**WORK TO BE COMPLETED:** Extract each line holding the word "name" from the entries.

**DATA LISTING:**
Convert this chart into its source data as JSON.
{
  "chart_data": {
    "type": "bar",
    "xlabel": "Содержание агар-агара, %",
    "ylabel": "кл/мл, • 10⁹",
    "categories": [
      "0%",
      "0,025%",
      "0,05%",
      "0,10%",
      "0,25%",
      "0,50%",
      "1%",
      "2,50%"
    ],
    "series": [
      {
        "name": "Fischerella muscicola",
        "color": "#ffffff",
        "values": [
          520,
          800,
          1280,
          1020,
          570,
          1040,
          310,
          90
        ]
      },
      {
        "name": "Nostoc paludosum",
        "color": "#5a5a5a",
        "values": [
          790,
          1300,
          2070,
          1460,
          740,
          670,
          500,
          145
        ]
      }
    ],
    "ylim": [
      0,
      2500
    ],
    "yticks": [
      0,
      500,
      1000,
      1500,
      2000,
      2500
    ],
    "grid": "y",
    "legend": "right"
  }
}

**SOLVED PROBLEM:**
        "name": "Fischerella muscicola",
        "name": "Nostoc paludosum",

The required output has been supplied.